*BRIEF*
Render every entry exactly as it appears.

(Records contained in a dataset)

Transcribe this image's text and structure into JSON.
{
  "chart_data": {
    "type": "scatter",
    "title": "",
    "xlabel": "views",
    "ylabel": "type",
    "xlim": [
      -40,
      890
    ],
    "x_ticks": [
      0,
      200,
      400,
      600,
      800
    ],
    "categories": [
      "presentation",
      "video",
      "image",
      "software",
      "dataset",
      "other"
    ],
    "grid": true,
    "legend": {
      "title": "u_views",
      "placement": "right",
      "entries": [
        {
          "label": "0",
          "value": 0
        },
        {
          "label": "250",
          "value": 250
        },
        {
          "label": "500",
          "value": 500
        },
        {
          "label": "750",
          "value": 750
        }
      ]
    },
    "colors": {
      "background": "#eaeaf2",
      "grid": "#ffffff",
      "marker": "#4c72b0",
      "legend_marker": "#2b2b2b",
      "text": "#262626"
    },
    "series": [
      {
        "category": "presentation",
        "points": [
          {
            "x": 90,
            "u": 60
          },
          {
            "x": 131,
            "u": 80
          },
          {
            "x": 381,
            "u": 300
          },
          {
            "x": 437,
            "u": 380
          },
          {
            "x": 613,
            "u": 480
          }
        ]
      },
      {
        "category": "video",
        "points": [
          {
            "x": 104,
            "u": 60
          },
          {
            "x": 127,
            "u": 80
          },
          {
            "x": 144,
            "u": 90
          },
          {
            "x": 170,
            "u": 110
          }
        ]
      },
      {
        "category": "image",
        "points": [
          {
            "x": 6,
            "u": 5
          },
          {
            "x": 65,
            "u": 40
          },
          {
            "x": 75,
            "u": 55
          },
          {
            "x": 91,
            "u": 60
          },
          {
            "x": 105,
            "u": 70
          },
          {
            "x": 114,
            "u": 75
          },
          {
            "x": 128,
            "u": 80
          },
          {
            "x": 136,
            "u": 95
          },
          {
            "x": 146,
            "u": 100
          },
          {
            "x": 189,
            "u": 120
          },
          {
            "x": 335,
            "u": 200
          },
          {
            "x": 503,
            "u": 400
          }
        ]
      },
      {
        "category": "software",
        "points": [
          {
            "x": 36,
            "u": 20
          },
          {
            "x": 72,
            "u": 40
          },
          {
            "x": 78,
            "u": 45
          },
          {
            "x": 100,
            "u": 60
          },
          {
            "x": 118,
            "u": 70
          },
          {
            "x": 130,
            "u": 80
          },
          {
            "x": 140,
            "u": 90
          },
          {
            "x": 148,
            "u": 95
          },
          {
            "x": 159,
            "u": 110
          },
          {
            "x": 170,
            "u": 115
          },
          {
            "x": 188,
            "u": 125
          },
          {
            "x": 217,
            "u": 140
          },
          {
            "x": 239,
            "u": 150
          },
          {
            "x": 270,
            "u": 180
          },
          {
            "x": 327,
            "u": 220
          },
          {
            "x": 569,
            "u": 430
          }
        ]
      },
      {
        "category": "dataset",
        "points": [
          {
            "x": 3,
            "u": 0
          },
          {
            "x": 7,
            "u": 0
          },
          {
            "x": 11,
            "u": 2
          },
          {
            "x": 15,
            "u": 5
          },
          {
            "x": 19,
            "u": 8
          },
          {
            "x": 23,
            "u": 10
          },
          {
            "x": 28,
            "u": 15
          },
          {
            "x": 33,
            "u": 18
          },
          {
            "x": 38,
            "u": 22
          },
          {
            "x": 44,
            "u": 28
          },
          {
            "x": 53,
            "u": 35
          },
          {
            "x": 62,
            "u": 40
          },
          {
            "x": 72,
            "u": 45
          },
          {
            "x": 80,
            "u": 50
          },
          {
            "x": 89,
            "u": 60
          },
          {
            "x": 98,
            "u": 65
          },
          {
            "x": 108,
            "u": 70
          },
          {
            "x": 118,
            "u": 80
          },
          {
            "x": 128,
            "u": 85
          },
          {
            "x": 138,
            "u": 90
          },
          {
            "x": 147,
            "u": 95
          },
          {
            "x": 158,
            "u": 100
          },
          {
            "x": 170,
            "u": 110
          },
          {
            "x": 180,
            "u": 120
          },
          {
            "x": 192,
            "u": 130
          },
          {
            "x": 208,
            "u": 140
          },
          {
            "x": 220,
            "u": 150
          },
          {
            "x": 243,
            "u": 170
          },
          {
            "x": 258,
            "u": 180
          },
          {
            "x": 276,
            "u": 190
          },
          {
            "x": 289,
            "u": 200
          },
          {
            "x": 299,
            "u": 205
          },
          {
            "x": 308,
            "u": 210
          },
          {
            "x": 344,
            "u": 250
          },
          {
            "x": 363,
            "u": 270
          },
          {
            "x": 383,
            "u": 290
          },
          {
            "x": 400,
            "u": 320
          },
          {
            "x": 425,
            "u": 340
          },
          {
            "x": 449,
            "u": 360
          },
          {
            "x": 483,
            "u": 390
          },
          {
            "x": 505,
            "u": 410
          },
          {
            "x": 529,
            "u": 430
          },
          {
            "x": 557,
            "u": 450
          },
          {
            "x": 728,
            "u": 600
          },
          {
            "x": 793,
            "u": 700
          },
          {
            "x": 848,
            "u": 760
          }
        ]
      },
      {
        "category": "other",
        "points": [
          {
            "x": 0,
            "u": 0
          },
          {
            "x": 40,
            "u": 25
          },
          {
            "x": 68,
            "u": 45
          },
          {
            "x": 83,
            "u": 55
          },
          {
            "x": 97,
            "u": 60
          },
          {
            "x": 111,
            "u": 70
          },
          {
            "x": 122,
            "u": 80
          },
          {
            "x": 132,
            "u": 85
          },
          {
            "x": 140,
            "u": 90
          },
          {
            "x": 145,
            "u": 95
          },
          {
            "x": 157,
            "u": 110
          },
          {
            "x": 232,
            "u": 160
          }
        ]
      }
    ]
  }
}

*THE OUTPUT*
Transcribe this image's text and structure into JSON.
{
  "chart_data": {
    "type": "scatter",
    "title": "",
    "xlabel": "views",
    "ylabel": "type",
    "xlim": [
      -40,
      890
    ],
    "x_ticks": [
      0,
      200,
      400,
      600,
      800
    ],
    "categories": [
      "presentation",
      "video",
      "image",
      "software",
      "dataset",
      "other"
    ],
    "grid": true,
    "legend": {
      "title": "u_views",
      "placement": "right",
      "entries": [
        {
          "label": "0",
          "value": 0
        },
        {
          "label": "250",
          "value": 250
        },
        {
          "label": "500",
          "value": 500
        },
        {
          "label": "750",
          "value": 750
        }
      ]
    },
    "colors": {
      "background": "#eaeaf2",
      "grid": "#ffffff",
      "marker": "#4c72b0",
      "legend_marker": "#2b2b2b",
      "text": "#262626"
    },
    "series": [
      {
        "category": "presentation",
        "points": [
          {
            "x": 90,
            "u": 60
          },
          {
            "x": 131,
            "u": 80
          },
          {
            "x": 381,
            "u": 300
          },
          {
            "x": 437,
            "u": 380
          },
          {
            "x": 613,
            "u": 480
          }
        ]
      },
      {
        "category": "video",
        "points": [
          {
            "x": 104,
            "u": 60
          },
          {
            "x": 127,
            "u": 80
          },
          {
            "x": 144,
            "u": 90
          },
          {
            "x": 170,
            "u": 110
          }
        ]
      },
      {
        "category": "image",
        "points": [
          {
            "x": 6,
            "u": 5
          },
          {
            "x": 65,
            "u": 40
          },
          {
            "x": 75,
            "u": 55
          },
          {
            "x": 91,
            "u": 60
          },
          {
            "x": 105,
            "u": 70
          },
          {
            "x": 114,
            "u": 75
          },
          {
            "x": 128,
            "u": 80
          },
          {
            "x": 136,
            "u": 95
          },
          {
            "x": 146,
            "u": 100
          },
          {
            "x": 189,
            "u": 120
          },
          {
            "x": 335,
            "u": 200
          },
          {
            "x": 503,
            "u": 400
          }
        ]
      },
      {
        "category": "software",
        "points": [
          {
            "x": 36,
            "u": 20
          },
          {
            "x": 72,
            "u": 40
          },
          {
            "x": 78,
            "u": 45
          },
          {
            "x": 100,
            "u": 60
          },
          {
            "x": 118,
            "u": 70
          },
          {
            "x": 130,
            "u": 80
          },
          {
            "x": 140,
            "u": 90
          },
          {
            "x": 148,
            "u": 95
          },
          {
            "x": 159,
            "u": 110
          },
          {
            "x": 170,
            "u": 115
          },
          {
            "x": 188,
            "u": 125
          },
          {
            "x": 217,
            "u": 140
          },
          {
            "x": 239,
            "u": 150
          },
          {
            "x": 270,
            "u": 180
          },
          {
            "x": 327,
            "u": 220
          },
          {
            "x": 569,
            "u": 430
          }
        ]
      },
      {
        "category": "dataset",
        "points": [
          {
            "x": 3,
            "u": 0
          },
          {
            "x": 7,
            "u": 0
          },
          {
            "x": 11,
            "u": 2
          },
          {
            "x": 15,
            "u": 5
          },
          {
            "x": 19,
            "u": 8
          },
          {
            "x": 23,
            "u": 10
          },
          {
            "x": 28,
            "u": 15
          },
          {
            "x": 33,
            "u": 18
          },
          {
            "x": 38,
            "u": 22
          },
          {
            "x": 44,
            "u": 28
          },
          {
            "x": 53,
            "u": 35
          },
          {
            "x": 62,
            "u": 40
          },
          {
            "x": 72,
            "u": 45
          },
          {
            "x": 80,
            "u": 50
          },
          {
            "x": 89,
            "u": 60
          },
          {
            "x": 98,
            "u": 65
          },
          {
            "x": 108,
            "u": 70
          },
          {
            "x": 118,
            "u": 80
          },
          {
            "x": 128,
            "u": 85
          },
          {
            "x": 138,
            "u": 90
          },
          {
            "x": 147,
            "u": 95
          },
          {
            "x": 158,
            "u": 100
          },
          {
            "x": 170,
            "u": 110
          },
          {
            "x": 180,
            "u": 120
          },
          {
            "x": 192,
            "u": 130
          },
          {
            "x": 208,
            "u": 140
          },
          {
            "x": 220,
            "u": 150
          },
          {
            "x": 243,
            "u": 170
          },
          {
            "x": 258,
            "u": 180
          },
          {
            "x": 276,
            "u": 190
          },
          {
            "x": 289,
            "u": 200
          },
          {
            "x": 299,
            "u": 205
          },
          {
            "x": 308,
            "u": 210
          },
          {
            "x": 344,
            "u": 250
          },
          {
            "x": 363,
            "u": 270
          },
          {
            "x": 383,
            "u": 290
          },
          {
            "x": 400,
            "u": 320
          },
          {
            "x": 425,
            "u": 340
          },
          {
            "x": 449,
            "u": 360
          },
          {
            "x": 483,
            "u": 390
          },
          {
            "x": 505,
            "u": 410
          },
          {
            "x": 529,
            "u": 430
          },
          {
            "x": 557,
            "u": 450
          },
          {
            "x": 728,
            "u": 600
          },
          {
            "x": 793,
            "u": 700
          },
          {
            "x": 848,
            "u": 760
          }
        ]
      },
      {
        "category": "other",
        "points": [
          {
            "x": 0,
            "u": 0
          },
          {
            "x": 40,
            "u": 25
          },
          {
            "x": 68,
            "u": 45
          },
          {
            "x": 83,
            "u": 55
          },
          {
            "x": 97,
            "u": 60
          },
          {
            "x": 111,
            "u": 70
          },
          {
            "x": 122,
            "u": 80
          },
          {
            "x": 132,
            "u": 85
          },
          {
            "x": 140,
            "u": 90
          },
          {
            "x": 145,
            "u": 95
          },
          {
            "x": 157,
            "u": 110
          },
          {
            "x": 232,
            "u": 160
          }
        ]
      }
    ]
  }
}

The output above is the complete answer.